#### [TASK BRIEF]
From the entries below, pull out each line where "struje" appears.

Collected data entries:
__________________________________________________

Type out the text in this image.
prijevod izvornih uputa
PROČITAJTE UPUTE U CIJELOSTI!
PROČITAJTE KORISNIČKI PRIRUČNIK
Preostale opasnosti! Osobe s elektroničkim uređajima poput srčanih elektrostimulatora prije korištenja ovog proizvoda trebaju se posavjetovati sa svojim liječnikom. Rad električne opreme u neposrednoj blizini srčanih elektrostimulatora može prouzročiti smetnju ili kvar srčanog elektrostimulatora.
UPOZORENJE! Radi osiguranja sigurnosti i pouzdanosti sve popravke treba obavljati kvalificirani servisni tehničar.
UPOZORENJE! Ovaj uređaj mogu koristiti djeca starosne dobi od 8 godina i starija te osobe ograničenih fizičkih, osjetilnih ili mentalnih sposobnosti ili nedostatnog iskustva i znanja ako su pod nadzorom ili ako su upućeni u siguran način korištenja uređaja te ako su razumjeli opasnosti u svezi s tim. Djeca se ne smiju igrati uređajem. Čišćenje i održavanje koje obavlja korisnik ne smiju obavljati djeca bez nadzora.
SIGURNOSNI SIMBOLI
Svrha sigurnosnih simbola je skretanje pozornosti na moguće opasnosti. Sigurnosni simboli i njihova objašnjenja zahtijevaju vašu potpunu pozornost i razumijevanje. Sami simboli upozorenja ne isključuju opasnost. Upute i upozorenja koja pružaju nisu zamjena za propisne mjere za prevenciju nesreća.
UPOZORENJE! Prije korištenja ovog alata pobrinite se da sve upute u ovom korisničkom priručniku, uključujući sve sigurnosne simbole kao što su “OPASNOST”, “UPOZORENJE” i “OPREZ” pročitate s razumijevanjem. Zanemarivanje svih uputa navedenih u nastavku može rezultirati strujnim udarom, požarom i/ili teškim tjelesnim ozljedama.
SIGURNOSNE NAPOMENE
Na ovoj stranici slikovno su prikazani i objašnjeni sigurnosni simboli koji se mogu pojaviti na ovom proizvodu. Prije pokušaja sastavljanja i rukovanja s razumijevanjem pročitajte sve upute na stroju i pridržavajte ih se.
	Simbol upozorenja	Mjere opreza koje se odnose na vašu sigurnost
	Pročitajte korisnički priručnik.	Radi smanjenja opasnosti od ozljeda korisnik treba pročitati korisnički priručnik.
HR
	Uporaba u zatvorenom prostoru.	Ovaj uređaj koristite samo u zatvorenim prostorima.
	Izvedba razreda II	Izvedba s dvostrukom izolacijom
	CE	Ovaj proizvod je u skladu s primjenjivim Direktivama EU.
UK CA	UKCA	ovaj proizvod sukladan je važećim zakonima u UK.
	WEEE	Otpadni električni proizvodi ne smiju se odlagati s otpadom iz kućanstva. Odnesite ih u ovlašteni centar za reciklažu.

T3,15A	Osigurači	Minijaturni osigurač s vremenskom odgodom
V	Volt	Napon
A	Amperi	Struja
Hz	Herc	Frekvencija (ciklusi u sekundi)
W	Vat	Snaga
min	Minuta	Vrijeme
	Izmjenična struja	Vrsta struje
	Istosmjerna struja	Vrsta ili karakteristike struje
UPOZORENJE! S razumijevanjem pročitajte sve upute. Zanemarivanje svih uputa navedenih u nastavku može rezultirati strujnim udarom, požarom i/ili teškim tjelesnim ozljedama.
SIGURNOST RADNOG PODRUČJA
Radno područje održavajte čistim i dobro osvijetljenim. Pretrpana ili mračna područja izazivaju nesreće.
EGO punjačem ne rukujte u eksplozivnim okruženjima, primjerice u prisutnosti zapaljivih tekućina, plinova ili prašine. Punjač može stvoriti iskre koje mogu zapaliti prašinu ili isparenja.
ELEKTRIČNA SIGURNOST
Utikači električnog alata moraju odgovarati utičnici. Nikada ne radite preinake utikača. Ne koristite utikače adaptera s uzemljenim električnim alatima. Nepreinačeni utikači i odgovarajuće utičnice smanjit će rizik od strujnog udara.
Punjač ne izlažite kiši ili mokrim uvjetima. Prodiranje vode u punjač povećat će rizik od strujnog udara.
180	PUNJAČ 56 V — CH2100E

__________________________________________________

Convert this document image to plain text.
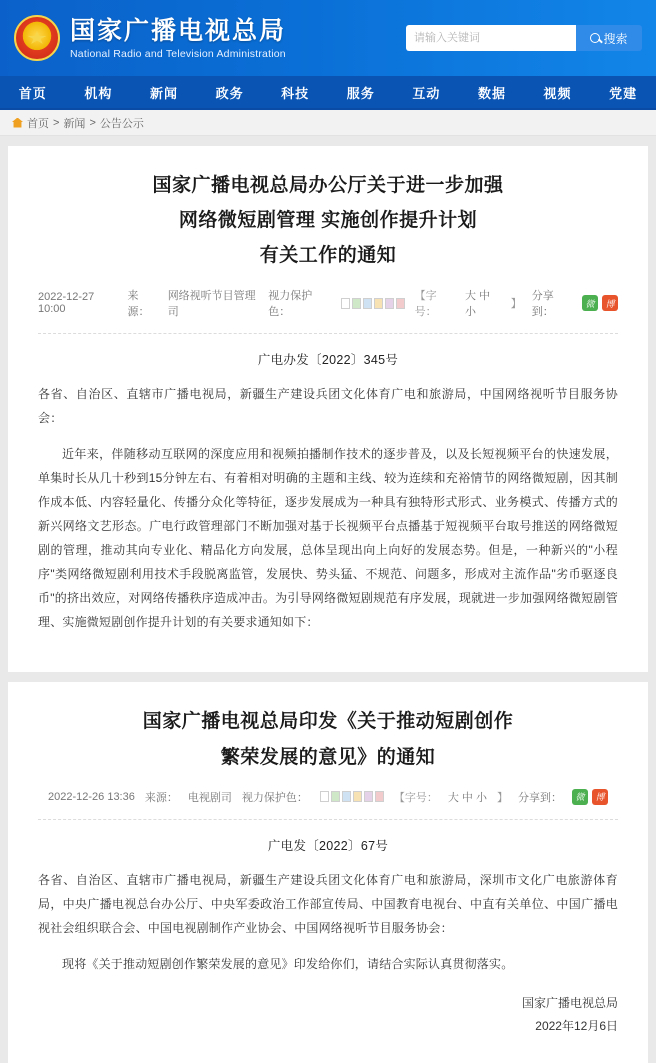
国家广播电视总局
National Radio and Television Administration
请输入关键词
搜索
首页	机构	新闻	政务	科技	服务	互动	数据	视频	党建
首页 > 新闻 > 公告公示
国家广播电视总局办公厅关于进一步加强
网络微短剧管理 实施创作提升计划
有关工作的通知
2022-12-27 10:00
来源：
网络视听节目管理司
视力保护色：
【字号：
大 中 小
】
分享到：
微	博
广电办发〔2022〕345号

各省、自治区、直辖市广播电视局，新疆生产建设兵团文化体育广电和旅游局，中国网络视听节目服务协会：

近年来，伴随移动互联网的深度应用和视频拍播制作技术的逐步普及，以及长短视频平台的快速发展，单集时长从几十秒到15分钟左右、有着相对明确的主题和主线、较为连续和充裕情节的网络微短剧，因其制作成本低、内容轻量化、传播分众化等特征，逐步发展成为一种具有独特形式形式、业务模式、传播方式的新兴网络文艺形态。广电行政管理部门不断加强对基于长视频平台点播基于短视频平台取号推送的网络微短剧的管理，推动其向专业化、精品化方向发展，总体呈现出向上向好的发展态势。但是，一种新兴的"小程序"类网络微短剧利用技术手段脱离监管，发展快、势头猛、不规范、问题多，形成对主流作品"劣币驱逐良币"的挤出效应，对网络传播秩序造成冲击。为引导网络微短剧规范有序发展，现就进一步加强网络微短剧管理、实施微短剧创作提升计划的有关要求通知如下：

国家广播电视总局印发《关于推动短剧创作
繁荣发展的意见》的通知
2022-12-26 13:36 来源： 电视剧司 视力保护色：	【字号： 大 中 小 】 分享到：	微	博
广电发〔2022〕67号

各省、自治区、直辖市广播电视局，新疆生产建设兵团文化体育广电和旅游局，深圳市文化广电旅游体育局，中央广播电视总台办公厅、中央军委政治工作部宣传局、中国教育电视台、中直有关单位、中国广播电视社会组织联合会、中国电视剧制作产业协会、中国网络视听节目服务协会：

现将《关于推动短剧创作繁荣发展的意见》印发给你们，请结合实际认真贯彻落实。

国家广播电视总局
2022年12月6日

__________________________________________________

#### [EXERCISE RESPONSE]
	Izmjenična struja	Vrsta struje
	Istosmjerna struja	Vrsta ili karakteristike struje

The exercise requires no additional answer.